■ **What to produce**: Every entry below must be repeated exactly; skip the pictures.

■ **Chart and figure data**:
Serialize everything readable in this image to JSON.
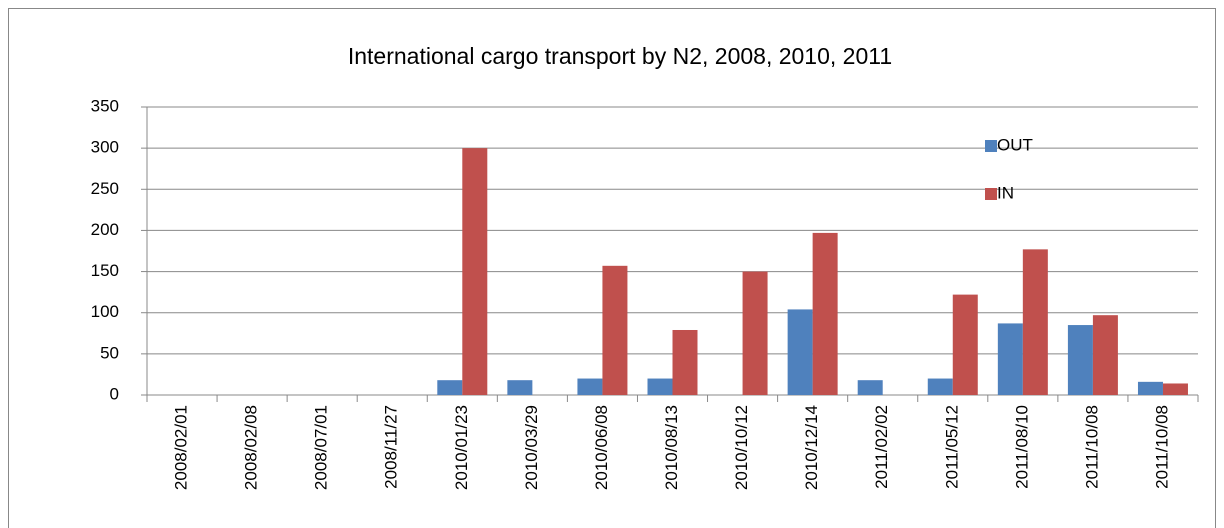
{
  "chart_data": {
    "type": "bar",
    "title": "International cargo transport by N2, 2008, 2010, 2011",
    "categories": [
      "2008/02/01",
      "2008/02/08",
      "2008/07/01",
      "2008/11/27",
      "2010/01/23",
      "2010/03/29",
      "2010/06/08",
      "2010/08/13",
      "2010/10/12",
      "2010/12/14",
      "2011/02/02",
      "2011/05/12",
      "2011/08/10",
      "2011/10/08",
      "2011/10/08"
    ],
    "series": [
      {
        "name": "OUT",
        "color": "#4f81bd",
        "values": [
          0,
          0,
          0,
          0,
          18,
          18,
          20,
          20,
          0,
          104,
          18,
          20,
          87,
          85,
          16
        ]
      },
      {
        "name": "IN",
        "color": "#c0504d",
        "values": [
          0,
          0,
          0,
          0,
          300,
          0,
          157,
          79,
          150,
          197,
          0,
          122,
          177,
          97,
          14
        ]
      }
    ],
    "ylim": [
      0,
      350
    ],
    "yticks": [
      0,
      50,
      100,
      150,
      200,
      250,
      300,
      350
    ],
    "grid": true,
    "legend": "upper right"
  }
}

■ **Task solution**:
Serialize everything readable in this image to JSON.
{
  "chart_data": {
    "type": "bar",
    "title": "International cargo transport by N2, 2008, 2010, 2011",
    "categories": [
      "2008/02/01",
      "2008/02/08",
      "2008/07/01",
      "2008/11/27",
      "2010/01/23",
      "2010/03/29",
      "2010/06/08",
      "2010/08/13",
      "2010/10/12",
      "2010/12/14",
      "2011/02/02",
      "2011/05/12",
      "2011/08/10",
      "2011/10/08",
      "2011/10/08"
    ],
    "series": [
      {
        "name": "OUT",
        "color": "#4f81bd",
        "values": [
          0,
          0,
          0,
          0,
          18,
          18,
          20,
          20,
          0,
          104,
          18,
          20,
          87,
          85,
          16
        ]
      },
      {
        "name": "IN",
        "color": "#c0504d",
        "values": [
          0,
          0,
          0,
          0,
          300,
          0,
          157,
          79,
          150,
          197,
          0,
          122,
          177,
          97,
          14
        ]
      }
    ],
    "ylim": [
      0,
      350
    ],
    "yticks": [
      0,
      50,
      100,
      150,
      200,
      250,
      300,
      350
    ],
    "grid": true,
    "legend": "upper right"
  }
}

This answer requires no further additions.